* START Material for this task *

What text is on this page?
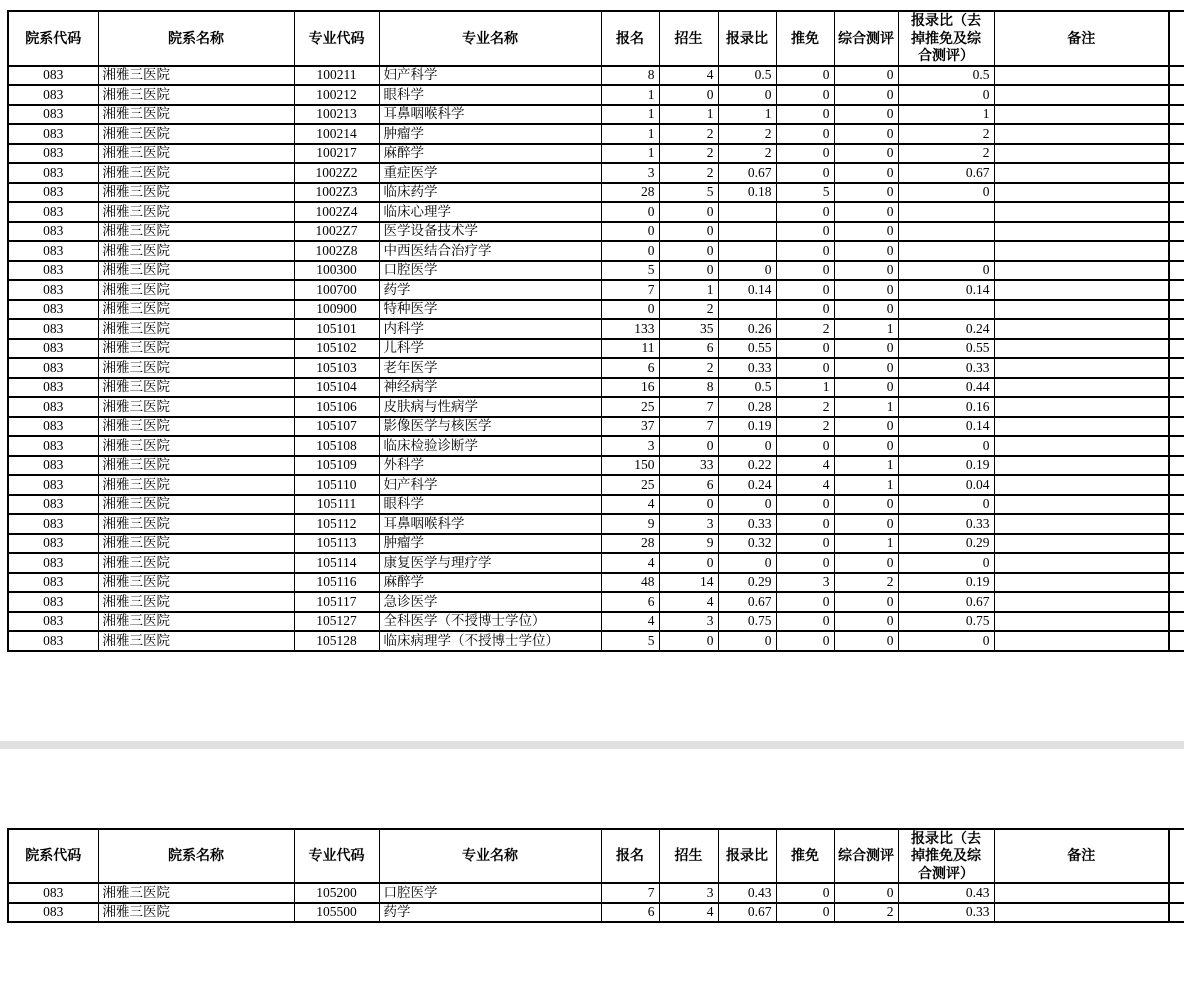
院系代码	院系名称	专业代码	专业名称	报名	招生	报录比	推免	综合测评	报录比（去掉推免及综合测评）	备注	
083	湘雅三医院	100211	妇产科学	8	4	0.5	0	0	0.5		
083	湘雅三医院	100212	眼科学	1	0	0	0	0	0		
083	湘雅三医院	100213	耳鼻咽喉科学	1	1	1	0	0	1		
083	湘雅三医院	100214	肿瘤学	1	2	2	0	0	2		
083	湘雅三医院	100217	麻醉学	1	2	2	0	0	2		
083	湘雅三医院	1002Z2	重症医学	3	2	0.67	0	0	0.67		
083	湘雅三医院	1002Z3	临床药学	28	5	0.18	5	0	0		
083	湘雅三医院	1002Z4	临床心理学	0	0		0	0			
083	湘雅三医院	1002Z7	医学设备技术学	0	0		0	0			
083	湘雅三医院	1002Z8	中西医结合治疗学	0	0		0	0			
083	湘雅三医院	100300	口腔医学	5	0	0	0	0	0		
083	湘雅三医院	100700	药学	7	1	0.14	0	0	0.14		
083	湘雅三医院	100900	特种医学	0	2		0	0			
083	湘雅三医院	105101	内科学	133	35	0.26	2	1	0.24		
083	湘雅三医院	105102	儿科学	11	6	0.55	0	0	0.55		
083	湘雅三医院	105103	老年医学	6	2	0.33	0	0	0.33		
083	湘雅三医院	105104	神经病学	16	8	0.5	1	0	0.44		
083	湘雅三医院	105106	皮肤病与性病学	25	7	0.28	2	1	0.16		
083	湘雅三医院	105107	影像医学与核医学	37	7	0.19	2	0	0.14		
083	湘雅三医院	105108	临床检验诊断学	3	0	0	0	0	0		
083	湘雅三医院	105109	外科学	150	33	0.22	4	1	0.19		
083	湘雅三医院	105110	妇产科学	25	6	0.24	4	1	0.04		
083	湘雅三医院	105111	眼科学	4	0	0	0	0	0		
083	湘雅三医院	105112	耳鼻咽喉科学	9	3	0.33	0	0	0.33		
083	湘雅三医院	105113	肿瘤学	28	9	0.32	0	1	0.29		
083	湘雅三医院	105114	康复医学与理疗学	4	0	0	0	0	0		
083	湘雅三医院	105116	麻醉学	48	14	0.29	3	2	0.19		
083	湘雅三医院	105117	急诊医学	6	4	0.67	0	0	0.67		
083	湘雅三医院	105127	全科医学（不授博士学位）	4	3	0.75	0	0	0.75		
083	湘雅三医院	105128	临床病理学（不授博士学位）	5	0	0	0	0	0		
院系代码	院系名称	专业代码	专业名称	报名	招生	报录比	推免	综合测评	报录比（去掉推免及综合测评）	备注	
083	湘雅三医院	105200	口腔医学	7	3	0.43	0	0	0.43		
083	湘雅三医院	105500	药学	6	4	0.67	0	2	0.33		
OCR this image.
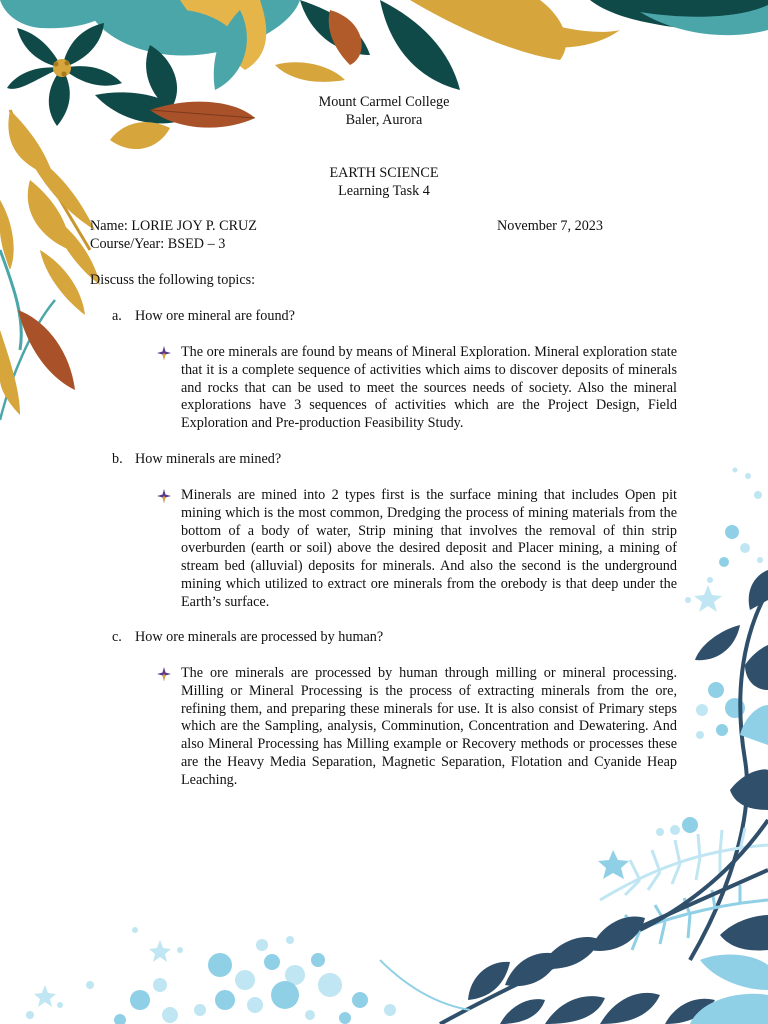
Mount Carmel College
Baler, Aurora
EARTH SCIENCE
Learning Task 4
Name: LORIE JOY P. CRUZ	November 7, 2023
Course/Year: BSED – 3
Discuss the following topics:
a. How ore mineral are found?
The ore minerals are found by means of Mineral Exploration. Mineral exploration state that it is a complete sequence of activities which aims to discover deposits of minerals and rocks that can be used to meet the sources needs of society. Also the mineral explorations have 3 sequences of activities which are the Project Design, Field Exploration and Pre-production Feasibility Study.
b. How minerals are mined?
Minerals are mined into 2 types first is the surface mining that includes Open pit mining which is the most common, Dredging the process of mining materials from the bottom of a body of water, Strip mining that involves the removal of thin strip overburden (earth or soil) above the desired deposit and Placer mining, a mining of stream bed (alluvial) deposits for minerals. And also the second is the underground mining which utilized to extract ore minerals from the orebody is that deep under the Earth’s surface.
c. How ore minerals are processed by human?
The ore minerals are processed by human through milling or mineral processing. Milling or Mineral Processing is the process of extracting minerals from the ore, refining them, and preparing these minerals for use. It is also consist of Primary steps which are the Sampling, analysis, Comminution, Concentration and Dewatering. And also Mineral Processing has Milling example or Recovery methods or processes these are the Heavy Media Separation, Magnetic Separation, Flotation and Cyanide Heap Leaching.
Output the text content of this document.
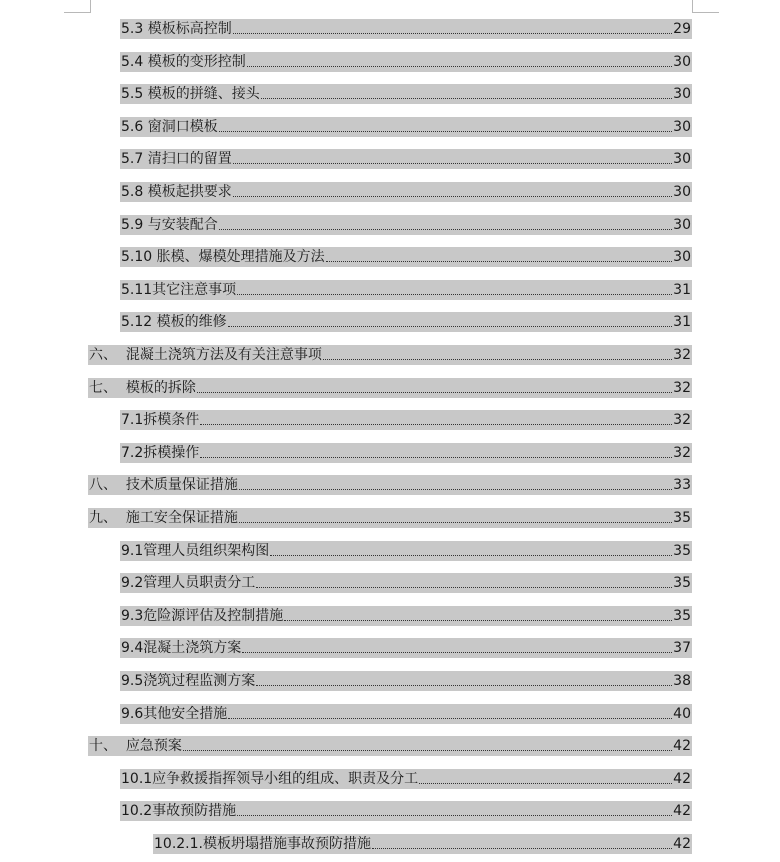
5.3 模板标高控制	29
5.4 模板的变形控制	30
5.5 模板的拼缝、接头	30
5.6 窗洞口模板	30
5.7 清扫口的留置	30
5.8 模板起拱要求	30
5.9 与安装配合	30
5.10 胀模、爆模处理措施及方法	30
5.11其它注意事项	31
5.12 模板的维修	31
六、  混凝土浇筑方法及有关注意事项	32
七、  模板的拆除	32
7.1拆模条件	32
7.2拆模操作	32
八、  技术质量保证措施	33
九、  施工安全保证措施	35
9.1管理人员组织架构图	35
9.2管理人员职责分工	35
9.3危险源评估及控制措施	35
9.4混凝土浇筑方案	37
9.5浇筑过程监测方案	38
9.6其他安全措施	40
十、  应急预案	42
10.1应争救援指挥领导小组的组成、职责及分工	42
10.2事故预防措施	42
10.2.1.模板坍塌措施事故预防措施	42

* END Material for this task *

• Goal of the exercise: Pictures are not part of the copy; output everything else in the records exactly.

• Exercise result:
What text is on this page?
院系代码	院系名称	专业代码	专业名称	报名	招生	报录比	推免	综合测评	报录比（去掉推免及综合测评）	备注	
083	湘雅三医院	100211	妇产科学	8	4	0.5	0	0	0.5		
083	湘雅三医院	100212	眼科学	1	0	0	0	0	0		
083	湘雅三医院	100213	耳鼻咽喉科学	1	1	1	0	0	1		
083	湘雅三医院	100214	肿瘤学	1	2	2	0	0	2		
083	湘雅三医院	100217	麻醉学	1	2	2	0	0	2		
083	湘雅三医院	1002Z2	重症医学	3	2	0.67	0	0	0.67		
083	湘雅三医院	1002Z3	临床药学	28	5	0.18	5	0	0		
083	湘雅三医院	1002Z4	临床心理学	0	0		0	0			
083	湘雅三医院	1002Z7	医学设备技术学	0	0		0	0			
083	湘雅三医院	1002Z8	中西医结合治疗学	0	0		0	0			
083	湘雅三医院	100300	口腔医学	5	0	0	0	0	0		
083	湘雅三医院	100700	药学	7	1	0.14	0	0	0.14		
083	湘雅三医院	100900	特种医学	0	2		0	0			
083	湘雅三医院	105101	内科学	133	35	0.26	2	1	0.24		
083	湘雅三医院	105102	儿科学	11	6	0.55	0	0	0.55		
083	湘雅三医院	105103	老年医学	6	2	0.33	0	0	0.33		
083	湘雅三医院	105104	神经病学	16	8	0.5	1	0	0.44		
083	湘雅三医院	105106	皮肤病与性病学	25	7	0.28	2	1	0.16		
083	湘雅三医院	105107	影像医学与核医学	37	7	0.19	2	0	0.14		
083	湘雅三医院	105108	临床检验诊断学	3	0	0	0	0	0		
083	湘雅三医院	105109	外科学	150	33	0.22	4	1	0.19		
083	湘雅三医院	105110	妇产科学	25	6	0.24	4	1	0.04		
083	湘雅三医院	105111	眼科学	4	0	0	0	0	0		
083	湘雅三医院	105112	耳鼻咽喉科学	9	3	0.33	0	0	0.33		
083	湘雅三医院	105113	肿瘤学	28	9	0.32	0	1	0.29		
083	湘雅三医院	105114	康复医学与理疗学	4	0	0	0	0	0		
083	湘雅三医院	105116	麻醉学	48	14	0.29	3	2	0.19		
083	湘雅三医院	105117	急诊医学	6	4	0.67	0	0	0.67		
083	湘雅三医院	105127	全科医学（不授博士学位）	4	3	0.75	0	0	0.75		
083	湘雅三医院	105128	临床病理学（不授博士学位）	5	0	0	0	0	0		
院系代码	院系名称	专业代码	专业名称	报名	招生	报录比	推免	综合测评	报录比（去掉推免及综合测评）	备注	
083	湘雅三医院	105200	口腔医学	7	3	0.43	0	0	0.43		
083	湘雅三医院	105500	药学	6	4	0.67	0	2	0.33		
OCR this image.
Mount Carmel College
Baler, Aurora
EARTH SCIENCE
Learning Task 4
Name: LORIE JOY P. CRUZ	November 7, 2023
Course/Year: BSED – 3
Discuss the following topics:
a. How ore mineral are found?
The ore minerals are found by means of Mineral Exploration. Mineral exploration state that it is a complete sequence of activities which aims to discover deposits of minerals and rocks that can be used to meet the sources needs of society. Also the mineral explorations have 3 sequences of activities which are the Project Design, Field Exploration and Pre-production Feasibility Study.
b. How minerals are mined?
Minerals are mined into 2 types first is the surface mining that includes Open pit mining which is the most common, Dredging the process of mining materials from the bottom of a body of water, Strip mining that involves the removal of thin strip overburden (earth or soil) above the desired deposit and Placer mining, a mining of stream bed (alluvial) deposits for minerals. And also the second is the underground mining which utilized to extract ore minerals from the orebody is that deep under the Earth’s surface.
c. How ore minerals are processed by human?
The ore minerals are processed by human through milling or mineral processing. Milling or Mineral Processing is the process of extracting minerals from the ore, refining them, and preparing these minerals for use. It is also consist of Primary steps which are the Sampling, analysis, Comminution, Concentration and Dewatering. And also Mineral Processing has Milling example or Recovery methods or processes these are the Heavy Media Separation, Magnetic Separation, Flotation and Cyanide Heap Leaching.
Output the text content of this document.
5.3 模板标高控制	29
5.4 模板的变形控制	30
5.5 模板的拼缝、接头	30
5.6 窗洞口模板	30
5.7 清扫口的留置	30
5.8 模板起拱要求	30
5.9 与安装配合	30
5.10 胀模、爆模处理措施及方法	30
5.11其它注意事项	31
5.12 模板的维修	31
六、  混凝土浇筑方法及有关注意事项	32
七、  模板的拆除	32
7.1拆模条件	32
7.2拆模操作	32
八、  技术质量保证措施	33
九、  施工安全保证措施	35
9.1管理人员组织架构图	35
9.2管理人员职责分工	35
9.3危险源评估及控制措施	35
9.4混凝土浇筑方案	37
9.5浇筑过程监测方案	38
9.6其他安全措施	40
十、  应急预案	42
10.1应争救援指挥领导小组的组成、职责及分工	42
10.2事故预防措施	42
10.2.1.模板坍塌措施事故预防措施	42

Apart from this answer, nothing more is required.